» **Aim**
Rewrite the lines below, replacing each "candle-body" with "candlestick-body" and leaving everything else untouched.

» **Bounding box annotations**

******

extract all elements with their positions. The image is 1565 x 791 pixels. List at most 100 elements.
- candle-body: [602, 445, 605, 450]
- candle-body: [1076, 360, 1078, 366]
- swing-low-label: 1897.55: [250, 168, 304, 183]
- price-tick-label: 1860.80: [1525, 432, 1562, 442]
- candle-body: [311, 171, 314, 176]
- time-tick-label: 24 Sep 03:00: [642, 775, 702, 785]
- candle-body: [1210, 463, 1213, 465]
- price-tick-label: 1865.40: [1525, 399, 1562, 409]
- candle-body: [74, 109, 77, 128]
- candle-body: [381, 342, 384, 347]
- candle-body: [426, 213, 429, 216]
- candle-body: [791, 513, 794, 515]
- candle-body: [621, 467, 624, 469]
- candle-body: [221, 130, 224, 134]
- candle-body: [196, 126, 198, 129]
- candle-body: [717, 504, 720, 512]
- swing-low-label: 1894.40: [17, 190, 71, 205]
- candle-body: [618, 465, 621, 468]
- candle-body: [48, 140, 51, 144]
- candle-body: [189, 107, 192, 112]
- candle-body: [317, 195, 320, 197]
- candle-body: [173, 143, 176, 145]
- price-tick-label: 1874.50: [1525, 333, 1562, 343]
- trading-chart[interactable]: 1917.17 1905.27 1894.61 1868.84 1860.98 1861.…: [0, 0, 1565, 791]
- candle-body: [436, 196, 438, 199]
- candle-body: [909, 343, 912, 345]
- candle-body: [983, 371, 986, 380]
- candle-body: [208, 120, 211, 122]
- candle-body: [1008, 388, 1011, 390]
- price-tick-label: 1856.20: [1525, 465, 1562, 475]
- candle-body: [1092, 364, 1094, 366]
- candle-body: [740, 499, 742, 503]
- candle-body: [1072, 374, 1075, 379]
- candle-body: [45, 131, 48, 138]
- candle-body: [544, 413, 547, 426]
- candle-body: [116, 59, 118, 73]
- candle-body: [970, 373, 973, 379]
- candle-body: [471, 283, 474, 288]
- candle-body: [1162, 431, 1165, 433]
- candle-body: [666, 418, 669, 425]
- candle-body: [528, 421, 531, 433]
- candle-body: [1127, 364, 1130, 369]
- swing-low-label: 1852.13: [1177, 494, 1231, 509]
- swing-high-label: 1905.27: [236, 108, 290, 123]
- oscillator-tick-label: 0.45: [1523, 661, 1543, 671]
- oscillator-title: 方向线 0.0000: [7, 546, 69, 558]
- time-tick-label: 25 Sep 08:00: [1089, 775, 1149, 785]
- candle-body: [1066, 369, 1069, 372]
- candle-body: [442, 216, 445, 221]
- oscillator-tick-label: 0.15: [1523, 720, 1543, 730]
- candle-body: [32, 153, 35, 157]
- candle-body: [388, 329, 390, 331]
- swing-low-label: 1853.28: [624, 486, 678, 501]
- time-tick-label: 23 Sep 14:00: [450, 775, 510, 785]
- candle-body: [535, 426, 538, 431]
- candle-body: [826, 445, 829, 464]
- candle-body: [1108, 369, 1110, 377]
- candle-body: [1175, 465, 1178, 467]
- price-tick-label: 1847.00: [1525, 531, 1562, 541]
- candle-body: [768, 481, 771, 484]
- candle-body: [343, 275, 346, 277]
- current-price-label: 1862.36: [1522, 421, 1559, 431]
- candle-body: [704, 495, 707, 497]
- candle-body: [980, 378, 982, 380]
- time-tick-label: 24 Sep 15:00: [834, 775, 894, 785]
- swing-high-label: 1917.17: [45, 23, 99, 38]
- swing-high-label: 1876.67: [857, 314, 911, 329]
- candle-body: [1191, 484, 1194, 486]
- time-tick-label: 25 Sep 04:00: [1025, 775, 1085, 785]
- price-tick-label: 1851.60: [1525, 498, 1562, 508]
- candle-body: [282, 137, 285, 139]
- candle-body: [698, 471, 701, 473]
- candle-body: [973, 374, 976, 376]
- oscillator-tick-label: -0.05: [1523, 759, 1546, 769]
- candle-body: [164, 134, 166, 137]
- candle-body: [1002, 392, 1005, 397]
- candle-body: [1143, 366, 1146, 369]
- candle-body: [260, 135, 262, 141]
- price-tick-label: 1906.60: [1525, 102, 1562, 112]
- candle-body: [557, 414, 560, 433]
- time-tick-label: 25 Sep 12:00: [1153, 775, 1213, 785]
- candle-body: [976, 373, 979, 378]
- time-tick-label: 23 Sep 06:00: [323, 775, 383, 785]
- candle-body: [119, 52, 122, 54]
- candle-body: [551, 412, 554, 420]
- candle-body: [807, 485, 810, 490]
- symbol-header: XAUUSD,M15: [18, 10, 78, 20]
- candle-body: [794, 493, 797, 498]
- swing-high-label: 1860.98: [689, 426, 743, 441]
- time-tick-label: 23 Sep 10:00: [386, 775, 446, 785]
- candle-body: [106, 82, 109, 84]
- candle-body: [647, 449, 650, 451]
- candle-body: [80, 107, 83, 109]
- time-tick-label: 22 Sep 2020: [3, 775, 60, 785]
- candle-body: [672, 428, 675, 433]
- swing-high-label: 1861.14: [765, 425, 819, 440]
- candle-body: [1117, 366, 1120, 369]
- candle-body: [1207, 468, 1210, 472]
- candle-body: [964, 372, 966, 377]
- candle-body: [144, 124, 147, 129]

******

» **In response**
extract all elements with their positions. The image is 1565 x 791 pixels. List at most 100 elements.
- candlestick-body: [602, 445, 605, 450]
- candlestick-body: [1076, 360, 1078, 366]
- swing-low-label: 1897.55: [250, 168, 304, 183]
- price-tick-label: 1860.80: [1525, 432, 1562, 442]
- candlestick-body: [311, 171, 314, 176]
- time-tick-label: 24 Sep 03:00: [642, 775, 702, 785]
- candlestick-body: [1210, 463, 1213, 465]
- price-tick-label: 1865.40: [1525, 399, 1562, 409]
- candlestick-body: [74, 109, 77, 128]
- candlestick-body: [381, 342, 384, 347]
- candlestick-body: [426, 213, 429, 216]
- candlestick-body: [791, 513, 794, 515]
- candlestick-body: [621, 467, 624, 469]
- candlestick-body: [221, 130, 224, 134]
- candlestick-body: [196, 126, 198, 129]
- candlestick-body: [717, 504, 720, 512]
- swing-low-label: 1894.40: [17, 190, 71, 205]
- candlestick-body: [618, 465, 621, 468]
- candlestick-body: [48, 140, 51, 144]
- candlestick-body: [189, 107, 192, 112]
- candlestick-body: [317, 195, 320, 197]
- candlestick-body: [173, 143, 176, 145]
- price-tick-label: 1874.50: [1525, 333, 1562, 343]
- trading-chart[interactable]: 1917.17 1905.27 1894.61 1868.84 1860.98 1861.…: [0, 0, 1565, 791]
- candlestick-body: [436, 196, 438, 199]
- candlestick-body: [909, 343, 912, 345]
- candlestick-body: [983, 371, 986, 380]
- candlestick-body: [208, 120, 211, 122]
- candlestick-body: [1008, 388, 1011, 390]
- price-tick-label: 1856.20: [1525, 465, 1562, 475]
- candlestick-body: [1092, 364, 1094, 366]
- candlestick-body: [740, 499, 742, 503]
- candlestick-body: [1072, 374, 1075, 379]
- candlestick-body: [45, 131, 48, 138]
- candlestick-body: [544, 413, 547, 426]
- candlestick-body: [116, 59, 118, 73]
- candlestick-body: [970, 373, 973, 379]
- candlestick-body: [471, 283, 474, 288]
- candlestick-body: [1162, 431, 1165, 433]
- candlestick-body: [666, 418, 669, 425]
- candlestick-body: [528, 421, 531, 433]
- candlestick-body: [1127, 364, 1130, 369]
- swing-low-label: 1852.13: [1177, 494, 1231, 509]
- swing-high-label: 1905.27: [236, 108, 290, 123]
- oscillator-tick-label: 0.45: [1523, 661, 1543, 671]
- oscillator-title: 方向线 0.0000: [7, 546, 69, 558]
- time-tick-label: 25 Sep 08:00: [1089, 775, 1149, 785]
- candlestick-body: [1066, 369, 1069, 372]
- candlestick-body: [442, 216, 445, 221]
- oscillator-tick-label: 0.15: [1523, 720, 1543, 730]
- candlestick-body: [32, 153, 35, 157]
- candlestick-body: [388, 329, 390, 331]
- swing-low-label: 1853.28: [624, 486, 678, 501]
- time-tick-label: 23 Sep 14:00: [450, 775, 510, 785]
- candlestick-body: [535, 426, 538, 431]
- candlestick-body: [826, 445, 829, 464]
- candlestick-body: [1108, 369, 1110, 377]
- candlestick-body: [1175, 465, 1178, 467]
- price-tick-label: 1847.00: [1525, 531, 1562, 541]
- candlestick-body: [768, 481, 771, 484]
- candlestick-body: [343, 275, 346, 277]
- current-price-label: 1862.36: [1522, 421, 1559, 431]
- candlestick-body: [704, 495, 707, 497]
- candlestick-body: [980, 378, 982, 380]
- time-tick-label: 24 Sep 15:00: [834, 775, 894, 785]
- swing-high-label: 1917.17: [45, 23, 99, 38]
- swing-high-label: 1876.67: [857, 314, 911, 329]
- candlestick-body: [1191, 484, 1194, 486]
- time-tick-label: 25 Sep 04:00: [1025, 775, 1085, 785]
- price-tick-label: 1851.60: [1525, 498, 1562, 508]
- candlestick-body: [282, 137, 285, 139]
- candlestick-body: [698, 471, 701, 473]
- candlestick-body: [973, 374, 976, 376]
- oscillator-tick-label: -0.05: [1523, 759, 1546, 769]
- candlestick-body: [164, 134, 166, 137]
- candlestick-body: [1002, 392, 1005, 397]
- candlestick-body: [1143, 366, 1146, 369]
- candlestick-body: [260, 135, 262, 141]
- price-tick-label: 1906.60: [1525, 102, 1562, 112]
- candlestick-body: [557, 414, 560, 433]
- time-tick-label: 25 Sep 12:00: [1153, 775, 1213, 785]
- candlestick-body: [976, 373, 979, 378]
- time-tick-label: 23 Sep 06:00: [323, 775, 383, 785]
- candlestick-body: [119, 52, 122, 54]
- candlestick-body: [551, 412, 554, 420]
- candlestick-body: [807, 485, 810, 490]
- symbol-header: XAUUSD,M15: [18, 10, 78, 20]
- candlestick-body: [794, 493, 797, 498]
- swing-high-label: 1860.98: [689, 426, 743, 441]
- time-tick-label: 23 Sep 10:00: [386, 775, 446, 785]
- candlestick-body: [106, 82, 109, 84]
- candlestick-body: [647, 449, 650, 451]
- candlestick-body: [80, 107, 83, 109]
- time-tick-label: 22 Sep 2020: [3, 775, 60, 785]
- candlestick-body: [672, 428, 675, 433]
- swing-high-label: 1861.14: [765, 425, 819, 440]
- candlestick-body: [1117, 366, 1120, 369]
- candlestick-body: [1207, 468, 1210, 472]
- candlestick-body: [964, 372, 966, 377]
- candlestick-body: [144, 124, 147, 129]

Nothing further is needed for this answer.